■ **Your objective**: Using the material below, copy every line where "count" appears.
══════════
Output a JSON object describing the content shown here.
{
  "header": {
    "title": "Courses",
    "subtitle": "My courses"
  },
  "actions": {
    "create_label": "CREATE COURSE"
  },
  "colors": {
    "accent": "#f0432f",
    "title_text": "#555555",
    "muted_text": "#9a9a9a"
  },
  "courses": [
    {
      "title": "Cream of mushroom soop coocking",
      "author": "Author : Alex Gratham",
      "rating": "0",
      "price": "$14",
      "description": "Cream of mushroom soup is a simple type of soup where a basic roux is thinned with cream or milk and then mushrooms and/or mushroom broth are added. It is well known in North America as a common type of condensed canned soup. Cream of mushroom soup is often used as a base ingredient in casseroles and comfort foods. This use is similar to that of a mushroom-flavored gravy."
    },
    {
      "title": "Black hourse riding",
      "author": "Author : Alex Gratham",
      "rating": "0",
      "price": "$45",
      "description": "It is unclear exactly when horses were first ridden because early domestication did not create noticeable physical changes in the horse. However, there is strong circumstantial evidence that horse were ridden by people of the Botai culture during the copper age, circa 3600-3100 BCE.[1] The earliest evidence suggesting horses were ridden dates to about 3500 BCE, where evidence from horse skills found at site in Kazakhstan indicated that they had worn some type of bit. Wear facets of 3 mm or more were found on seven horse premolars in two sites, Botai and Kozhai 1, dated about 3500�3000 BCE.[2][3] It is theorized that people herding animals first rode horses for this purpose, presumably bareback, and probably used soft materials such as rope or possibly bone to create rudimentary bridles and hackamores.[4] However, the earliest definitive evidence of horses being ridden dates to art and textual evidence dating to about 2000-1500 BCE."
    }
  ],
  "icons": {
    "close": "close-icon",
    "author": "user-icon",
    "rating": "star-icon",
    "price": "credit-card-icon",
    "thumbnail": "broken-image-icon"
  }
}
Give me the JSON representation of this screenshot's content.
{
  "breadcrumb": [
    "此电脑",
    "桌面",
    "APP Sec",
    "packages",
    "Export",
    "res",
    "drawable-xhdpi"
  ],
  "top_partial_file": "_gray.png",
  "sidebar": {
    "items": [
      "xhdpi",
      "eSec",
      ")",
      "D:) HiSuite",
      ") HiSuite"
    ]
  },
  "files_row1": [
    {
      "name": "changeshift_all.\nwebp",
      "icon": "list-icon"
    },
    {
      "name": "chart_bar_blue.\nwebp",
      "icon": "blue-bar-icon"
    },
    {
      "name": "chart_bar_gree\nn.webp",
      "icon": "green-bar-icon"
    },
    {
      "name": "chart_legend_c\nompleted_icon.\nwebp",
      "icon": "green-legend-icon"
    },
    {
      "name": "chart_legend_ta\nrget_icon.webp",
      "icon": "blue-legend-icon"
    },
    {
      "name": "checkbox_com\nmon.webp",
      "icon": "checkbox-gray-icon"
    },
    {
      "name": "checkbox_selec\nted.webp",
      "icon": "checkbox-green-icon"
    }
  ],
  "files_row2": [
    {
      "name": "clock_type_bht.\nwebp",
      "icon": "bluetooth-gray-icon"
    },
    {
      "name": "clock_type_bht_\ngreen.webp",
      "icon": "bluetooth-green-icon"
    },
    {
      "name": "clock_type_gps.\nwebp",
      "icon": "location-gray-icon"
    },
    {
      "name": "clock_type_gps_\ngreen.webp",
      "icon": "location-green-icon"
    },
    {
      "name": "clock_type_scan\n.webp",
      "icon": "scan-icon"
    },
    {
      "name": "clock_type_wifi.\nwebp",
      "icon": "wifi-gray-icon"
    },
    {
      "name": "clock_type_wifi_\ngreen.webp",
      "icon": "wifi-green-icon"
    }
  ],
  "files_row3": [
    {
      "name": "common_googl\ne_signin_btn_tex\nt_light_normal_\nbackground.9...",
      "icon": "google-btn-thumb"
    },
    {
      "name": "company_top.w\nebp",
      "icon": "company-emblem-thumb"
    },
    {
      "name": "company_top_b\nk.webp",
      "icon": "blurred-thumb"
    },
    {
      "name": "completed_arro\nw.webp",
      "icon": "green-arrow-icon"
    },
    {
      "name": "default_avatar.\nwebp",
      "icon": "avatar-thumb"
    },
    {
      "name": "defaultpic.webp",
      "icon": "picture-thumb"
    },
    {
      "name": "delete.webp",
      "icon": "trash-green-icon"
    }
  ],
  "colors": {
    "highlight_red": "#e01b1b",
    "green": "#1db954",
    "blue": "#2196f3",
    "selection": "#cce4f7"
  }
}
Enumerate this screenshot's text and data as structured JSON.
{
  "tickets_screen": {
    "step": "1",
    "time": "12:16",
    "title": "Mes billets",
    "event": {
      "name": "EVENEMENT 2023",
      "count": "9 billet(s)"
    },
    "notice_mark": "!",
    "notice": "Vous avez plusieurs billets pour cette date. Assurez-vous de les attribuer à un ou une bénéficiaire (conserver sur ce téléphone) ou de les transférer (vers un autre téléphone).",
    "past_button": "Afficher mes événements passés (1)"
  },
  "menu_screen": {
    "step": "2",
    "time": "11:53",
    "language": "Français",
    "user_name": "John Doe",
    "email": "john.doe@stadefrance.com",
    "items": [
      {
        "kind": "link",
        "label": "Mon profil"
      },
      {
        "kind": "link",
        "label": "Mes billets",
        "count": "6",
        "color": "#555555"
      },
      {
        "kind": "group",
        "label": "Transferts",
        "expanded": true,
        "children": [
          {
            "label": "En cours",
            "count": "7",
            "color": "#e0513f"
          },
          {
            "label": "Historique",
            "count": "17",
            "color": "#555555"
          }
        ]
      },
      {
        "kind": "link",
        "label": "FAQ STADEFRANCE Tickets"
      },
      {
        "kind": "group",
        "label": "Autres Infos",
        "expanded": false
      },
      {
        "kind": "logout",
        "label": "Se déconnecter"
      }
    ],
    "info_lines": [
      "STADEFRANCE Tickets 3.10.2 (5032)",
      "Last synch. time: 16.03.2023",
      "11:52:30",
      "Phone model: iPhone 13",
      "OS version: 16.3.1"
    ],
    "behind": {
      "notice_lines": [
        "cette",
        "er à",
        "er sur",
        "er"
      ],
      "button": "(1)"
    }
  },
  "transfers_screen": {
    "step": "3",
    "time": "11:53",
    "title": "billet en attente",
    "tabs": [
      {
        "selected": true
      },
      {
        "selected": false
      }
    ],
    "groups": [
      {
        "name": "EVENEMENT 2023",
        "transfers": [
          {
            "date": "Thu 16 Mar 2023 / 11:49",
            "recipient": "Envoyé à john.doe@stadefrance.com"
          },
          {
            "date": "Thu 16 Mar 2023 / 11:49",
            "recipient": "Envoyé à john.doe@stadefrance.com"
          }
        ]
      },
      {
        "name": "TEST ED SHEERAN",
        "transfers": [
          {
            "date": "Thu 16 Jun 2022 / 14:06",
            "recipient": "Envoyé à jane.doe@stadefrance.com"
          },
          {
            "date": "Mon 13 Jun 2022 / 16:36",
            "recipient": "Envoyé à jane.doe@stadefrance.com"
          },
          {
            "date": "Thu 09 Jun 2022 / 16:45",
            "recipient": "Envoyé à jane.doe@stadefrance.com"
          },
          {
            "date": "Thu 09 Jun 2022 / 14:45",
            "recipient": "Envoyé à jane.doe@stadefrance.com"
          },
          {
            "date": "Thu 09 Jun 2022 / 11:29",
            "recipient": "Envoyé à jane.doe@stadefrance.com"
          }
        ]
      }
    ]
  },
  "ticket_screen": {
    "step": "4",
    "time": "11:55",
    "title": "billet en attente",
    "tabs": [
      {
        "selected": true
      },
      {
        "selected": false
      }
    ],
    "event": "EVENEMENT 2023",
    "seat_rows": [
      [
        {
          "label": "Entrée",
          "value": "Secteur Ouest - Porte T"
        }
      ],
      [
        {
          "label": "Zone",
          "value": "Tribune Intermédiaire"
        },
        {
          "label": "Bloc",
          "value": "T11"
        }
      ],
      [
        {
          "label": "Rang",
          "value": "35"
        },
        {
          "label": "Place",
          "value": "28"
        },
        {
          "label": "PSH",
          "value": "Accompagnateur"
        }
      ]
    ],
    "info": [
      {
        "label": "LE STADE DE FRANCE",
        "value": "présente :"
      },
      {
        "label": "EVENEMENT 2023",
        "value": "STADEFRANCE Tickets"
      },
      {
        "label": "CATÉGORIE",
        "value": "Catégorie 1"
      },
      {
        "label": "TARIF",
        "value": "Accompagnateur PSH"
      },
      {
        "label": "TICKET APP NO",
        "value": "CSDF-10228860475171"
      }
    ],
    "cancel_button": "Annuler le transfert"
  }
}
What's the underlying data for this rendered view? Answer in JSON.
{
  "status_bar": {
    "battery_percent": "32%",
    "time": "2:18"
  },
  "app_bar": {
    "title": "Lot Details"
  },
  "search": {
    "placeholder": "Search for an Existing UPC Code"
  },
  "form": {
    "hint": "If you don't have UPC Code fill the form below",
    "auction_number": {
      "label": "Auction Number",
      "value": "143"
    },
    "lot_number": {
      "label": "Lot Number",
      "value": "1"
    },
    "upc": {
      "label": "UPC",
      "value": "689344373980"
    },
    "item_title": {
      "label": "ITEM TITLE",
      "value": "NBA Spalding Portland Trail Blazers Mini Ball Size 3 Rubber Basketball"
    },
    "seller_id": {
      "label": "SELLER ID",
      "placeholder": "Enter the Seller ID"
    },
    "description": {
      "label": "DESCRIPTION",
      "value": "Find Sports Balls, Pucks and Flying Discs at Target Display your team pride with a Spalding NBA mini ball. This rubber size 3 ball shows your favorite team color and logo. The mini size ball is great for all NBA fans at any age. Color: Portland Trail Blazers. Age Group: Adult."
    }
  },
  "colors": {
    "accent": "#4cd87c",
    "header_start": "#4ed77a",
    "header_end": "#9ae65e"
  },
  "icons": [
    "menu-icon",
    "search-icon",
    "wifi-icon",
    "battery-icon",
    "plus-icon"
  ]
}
══════════
■ **Task answer**:
      "count": "9 billet(s)"
        "count": "6",
            "count": "7",
            "count": "17",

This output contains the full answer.